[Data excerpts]

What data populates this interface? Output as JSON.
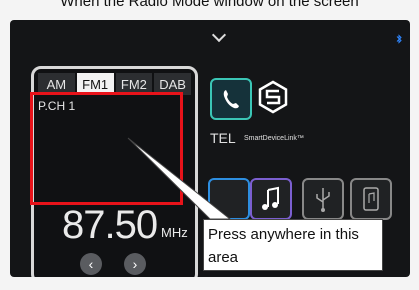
{
  "caption": "When the Radio Mode window on the screen",
  "radio": {
    "bands": [
      "AM",
      "FM1",
      "FM2",
      "DAB"
    ],
    "active_band": "FM1",
    "preset": "P.CH 1",
    "frequency": "87.50",
    "unit": "MHz",
    "prev_symbol": "‹",
    "next_symbol": "›"
  },
  "apps": {
    "tel_label": "TEL",
    "sdl_label": "SmartDeviceLink™"
  },
  "annotation": {
    "highlight_color": "#e8131a",
    "callout_text": "Press anywhere in this area"
  }
}
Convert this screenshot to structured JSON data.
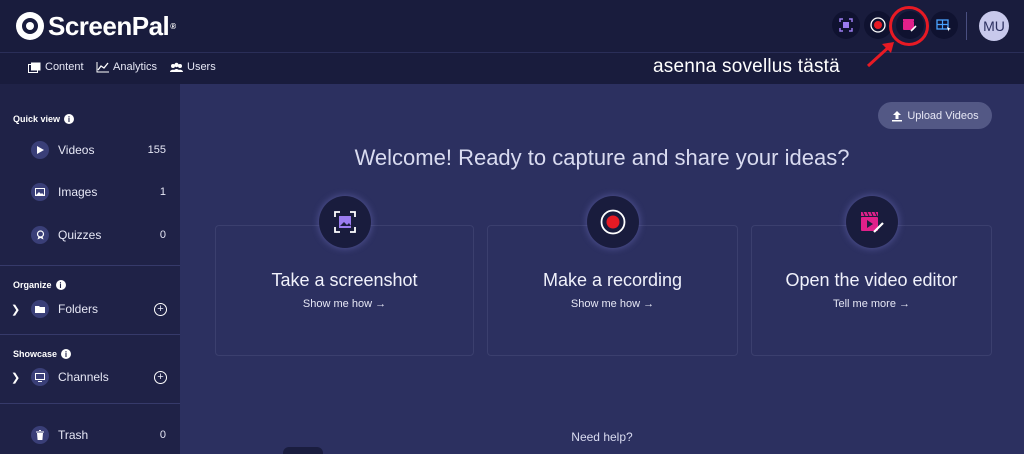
{
  "app": {
    "name": "ScreenPal",
    "registered": "®"
  },
  "header": {
    "tools": [
      {
        "icon": "screenshot-icon"
      },
      {
        "icon": "record-icon"
      },
      {
        "icon": "video-editor-icon"
      },
      {
        "icon": "screen-grid-icon"
      }
    ],
    "avatar_initials": "MU",
    "highlight_color": "#e81a24"
  },
  "subnav": {
    "items": [
      {
        "label": "Content",
        "icon": "content-icon"
      },
      {
        "label": "Analytics",
        "icon": "analytics-icon"
      },
      {
        "label": "Users",
        "icon": "users-icon"
      }
    ]
  },
  "annotation": {
    "text": "asenna sovellus tästä"
  },
  "sidebar": {
    "quick_view": {
      "title": "Quick view",
      "info": "i"
    },
    "items": [
      {
        "label": "Videos",
        "count": "155",
        "icon": "play-icon"
      },
      {
        "label": "Images",
        "count": "1",
        "icon": "image-icon"
      },
      {
        "label": "Quizzes",
        "count": "0",
        "icon": "quiz-icon"
      }
    ],
    "organize": {
      "title": "Organize",
      "info": "i",
      "item": {
        "label": "Folders",
        "icon": "folder-icon"
      }
    },
    "showcase": {
      "title": "Showcase",
      "info": "i",
      "item": {
        "label": "Channels",
        "icon": "channel-icon"
      }
    },
    "trash": {
      "label": "Trash",
      "count": "0",
      "icon": "trash-icon"
    }
  },
  "main": {
    "upload_label": "Upload Videos",
    "welcome": "Welcome! Ready to capture and share your ideas?",
    "cards": [
      {
        "title": "Take a screenshot",
        "link": "Show me how →",
        "icon": "screenshot-icon"
      },
      {
        "title": "Make a recording",
        "link": "Show me how →",
        "icon": "record-icon"
      },
      {
        "title": "Open the video editor",
        "link": "Tell me more →",
        "icon": "video-editor-icon"
      }
    ],
    "help": "Need help?"
  },
  "colors": {
    "background": "#2c3060",
    "topbar": "#191c3d",
    "sidebar": "#1f2247",
    "accent": "#e0208a",
    "record": "#e81a24"
  }
}
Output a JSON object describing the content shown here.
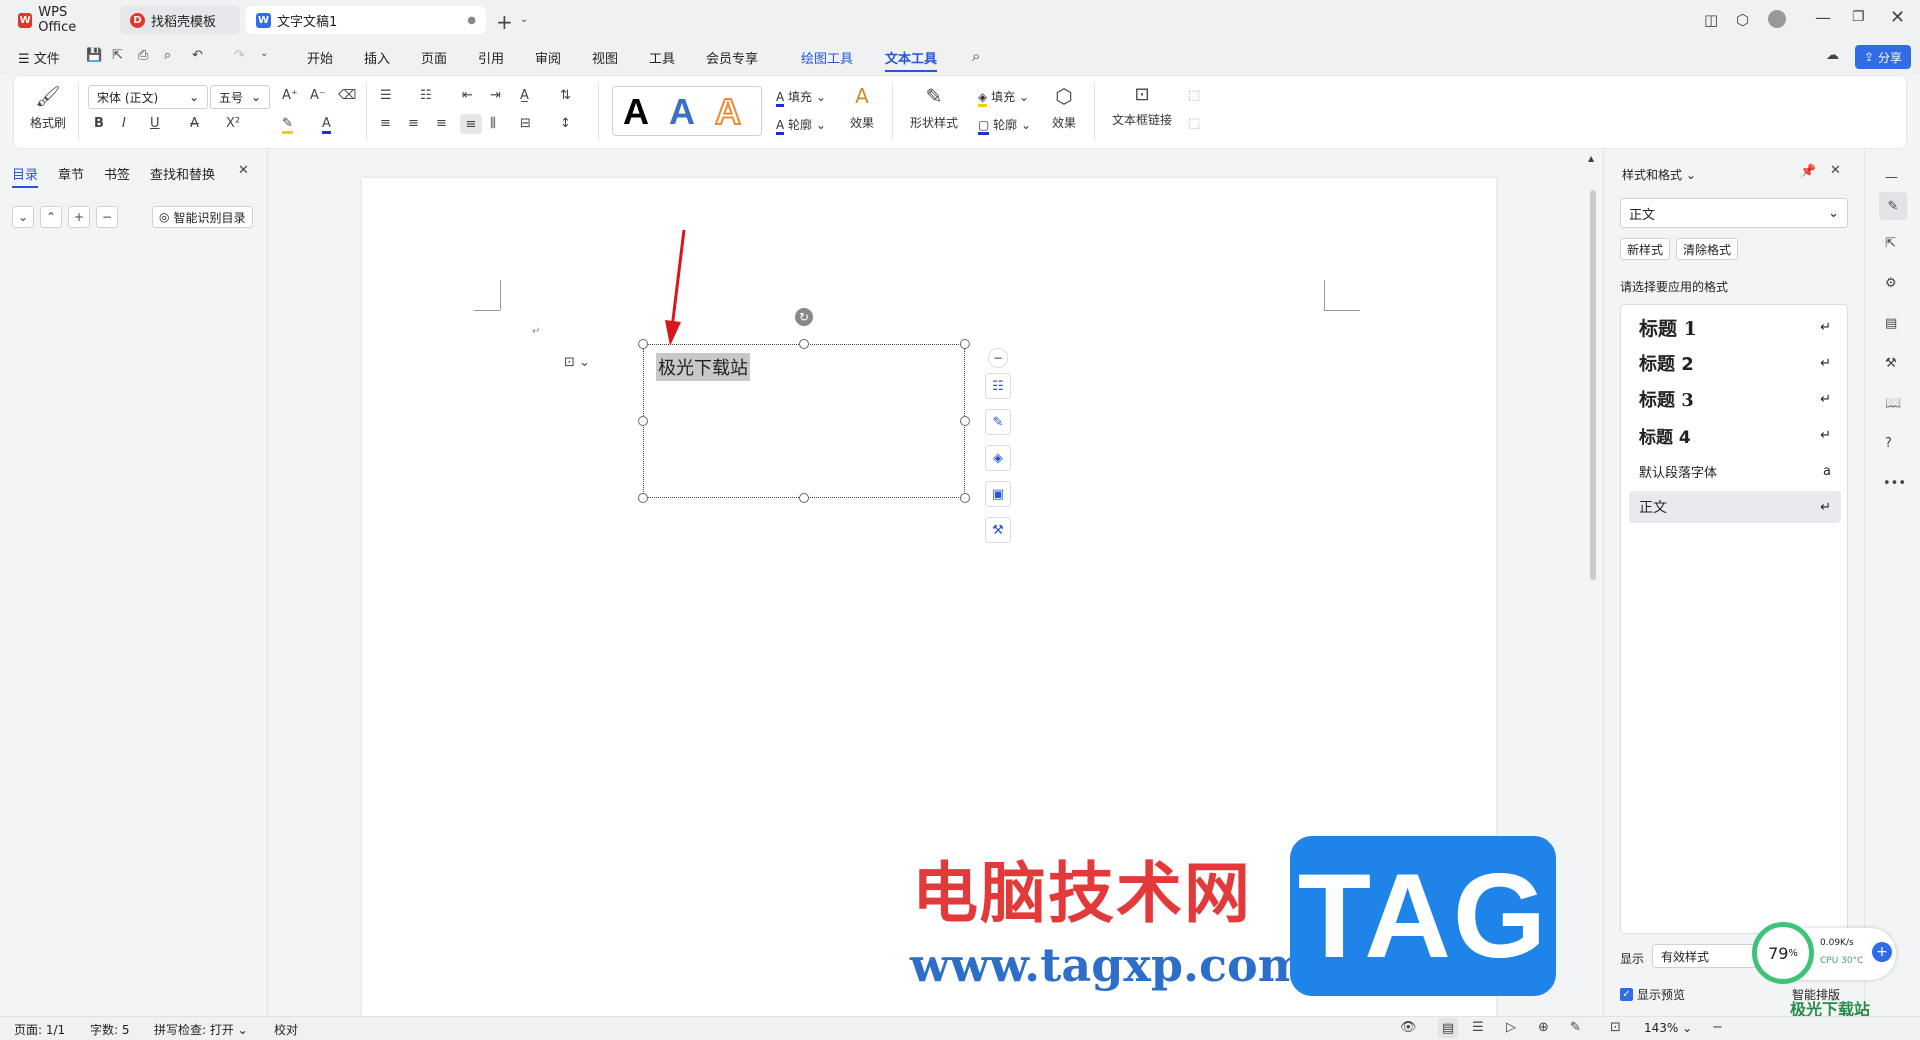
{
  "tabs": [
    {
      "label": "WPS Office",
      "icon": "wps-logo-icon"
    },
    {
      "label": "找稻壳模板",
      "icon": "docer-icon"
    },
    {
      "label": "文字文稿1",
      "icon": "word-doc-icon"
    }
  ],
  "menu": {
    "file": "文件",
    "items": [
      "开始",
      "插入",
      "页面",
      "引用",
      "审阅",
      "视图",
      "工具",
      "会员专享"
    ],
    "drawing_tools": "绘图工具",
    "text_tools": "文本工具",
    "share": "分享"
  },
  "ribbon": {
    "format_painter": "格式刷",
    "font_name": "宋体 (正文)",
    "font_size": "五号",
    "fill": "填充",
    "outline": "轮廓",
    "effects": "效果",
    "shape_style": "形状样式",
    "shape_fill": "填充",
    "shape_outline": "轮廓",
    "shape_effects": "效果",
    "textbox_link": "文本框链接"
  },
  "left_panel": {
    "tabs": [
      "目录",
      "章节",
      "书签",
      "查找和替换"
    ],
    "smart_toc": "智能识别目录"
  },
  "document": {
    "textbox_text": "极光下载站"
  },
  "right_panel": {
    "title": "样式和格式",
    "current_style": "正文",
    "new_style": "新样式",
    "clear_format": "清除格式",
    "prompt": "请选择要应用的格式",
    "styles": [
      "标题 1",
      "标题 2",
      "标题 3",
      "标题 4",
      "默认段落字体",
      "正文"
    ],
    "show_label": "显示",
    "show_value": "有效样式",
    "preview_label": "显示预览",
    "smart_layout": "智能排版"
  },
  "status": {
    "page": "页面: 1/1",
    "words": "字数: 5",
    "spell": "拼写检查: 打开",
    "proof": "校对",
    "zoom": "143%"
  },
  "monitor": {
    "percent": "79",
    "net": "0.09K/s",
    "cpu": "CPU 30°C"
  },
  "watermark": {
    "cn": "电脑技术网",
    "url": "www.tagxp.com",
    "tag": "TAG",
    "site2": "极光下载站"
  },
  "colors": {
    "accent": "#2656d6",
    "arrow": "#d9161b"
  }
}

◆ **Exercise details**
Quote the preceding listing precisely and completely, omitting its images.

◆ **Worked solution**
What data populates this interface? Output as JSON.
{
  "caption": "When the Radio Mode window on the screen",
  "radio": {
    "bands": [
      "AM",
      "FM1",
      "FM2",
      "DAB"
    ],
    "active_band": "FM1",
    "preset": "P.CH 1",
    "frequency": "87.50",
    "unit": "MHz",
    "prev_symbol": "‹",
    "next_symbol": "›"
  },
  "apps": {
    "tel_label": "TEL",
    "sdl_label": "SmartDeviceLink™"
  },
  "annotation": {
    "highlight_color": "#e8131a",
    "callout_text": "Press anywhere in this area"
  }
}
Convert this screenshot to structured JSON data.
{
  "app": {
    "name": "ScreenPal",
    "registered": "®"
  },
  "header": {
    "tools": [
      {
        "icon": "screenshot-icon"
      },
      {
        "icon": "record-icon"
      },
      {
        "icon": "video-editor-icon"
      },
      {
        "icon": "screen-grid-icon"
      }
    ],
    "avatar_initials": "MU",
    "highlight_color": "#e81a24"
  },
  "subnav": {
    "items": [
      {
        "label": "Content",
        "icon": "content-icon"
      },
      {
        "label": "Analytics",
        "icon": "analytics-icon"
      },
      {
        "label": "Users",
        "icon": "users-icon"
      }
    ]
  },
  "annotation": {
    "text": "asenna sovellus tästä"
  },
  "sidebar": {
    "quick_view": {
      "title": "Quick view",
      "info": "i"
    },
    "items": [
      {
        "label": "Videos",
        "count": "155",
        "icon": "play-icon"
      },
      {
        "label": "Images",
        "count": "1",
        "icon": "image-icon"
      },
      {
        "label": "Quizzes",
        "count": "0",
        "icon": "quiz-icon"
      }
    ],
    "organize": {
      "title": "Organize",
      "info": "i",
      "item": {
        "label": "Folders",
        "icon": "folder-icon"
      }
    },
    "showcase": {
      "title": "Showcase",
      "info": "i",
      "item": {
        "label": "Channels",
        "icon": "channel-icon"
      }
    },
    "trash": {
      "label": "Trash",
      "count": "0",
      "icon": "trash-icon"
    }
  },
  "main": {
    "upload_label": "Upload Videos",
    "welcome": "Welcome! Ready to capture and share your ideas?",
    "cards": [
      {
        "title": "Take a screenshot",
        "link": "Show me how →",
        "icon": "screenshot-icon"
      },
      {
        "title": "Make a recording",
        "link": "Show me how →",
        "icon": "record-icon"
      },
      {
        "title": "Open the video editor",
        "link": "Tell me more →",
        "icon": "video-editor-icon"
      }
    ],
    "help": "Need help?"
  },
  "colors": {
    "background": "#2c3060",
    "topbar": "#191c3d",
    "sidebar": "#1f2247",
    "accent": "#e0208a",
    "record": "#e81a24"
  }
}
Output a JSON object describing the content shown here.
{
  "tabs": [
    {
      "label": "WPS Office",
      "icon": "wps-logo-icon"
    },
    {
      "label": "找稻壳模板",
      "icon": "docer-icon"
    },
    {
      "label": "文字文稿1",
      "icon": "word-doc-icon"
    }
  ],
  "menu": {
    "file": "文件",
    "items": [
      "开始",
      "插入",
      "页面",
      "引用",
      "审阅",
      "视图",
      "工具",
      "会员专享"
    ],
    "drawing_tools": "绘图工具",
    "text_tools": "文本工具",
    "share": "分享"
  },
  "ribbon": {
    "format_painter": "格式刷",
    "font_name": "宋体 (正文)",
    "font_size": "五号",
    "fill": "填充",
    "outline": "轮廓",
    "effects": "效果",
    "shape_style": "形状样式",
    "shape_fill": "填充",
    "shape_outline": "轮廓",
    "shape_effects": "效果",
    "textbox_link": "文本框链接"
  },
  "left_panel": {
    "tabs": [
      "目录",
      "章节",
      "书签",
      "查找和替换"
    ],
    "smart_toc": "智能识别目录"
  },
  "document": {
    "textbox_text": "极光下载站"
  },
  "right_panel": {
    "title": "样式和格式",
    "current_style": "正文",
    "new_style": "新样式",
    "clear_format": "清除格式",
    "prompt": "请选择要应用的格式",
    "styles": [
      "标题 1",
      "标题 2",
      "标题 3",
      "标题 4",
      "默认段落字体",
      "正文"
    ],
    "show_label": "显示",
    "show_value": "有效样式",
    "preview_label": "显示预览",
    "smart_layout": "智能排版"
  },
  "status": {
    "page": "页面: 1/1",
    "words": "字数: 5",
    "spell": "拼写检查: 打开",
    "proof": "校对",
    "zoom": "143%"
  },
  "monitor": {
    "percent": "79",
    "net": "0.09K/s",
    "cpu": "CPU 30°C"
  },
  "watermark": {
    "cn": "电脑技术网",
    "url": "www.tagxp.com",
    "tag": "TAG",
    "site2": "极光下载站"
  },
  "colors": {
    "accent": "#2656d6",
    "arrow": "#d9161b"
  }
}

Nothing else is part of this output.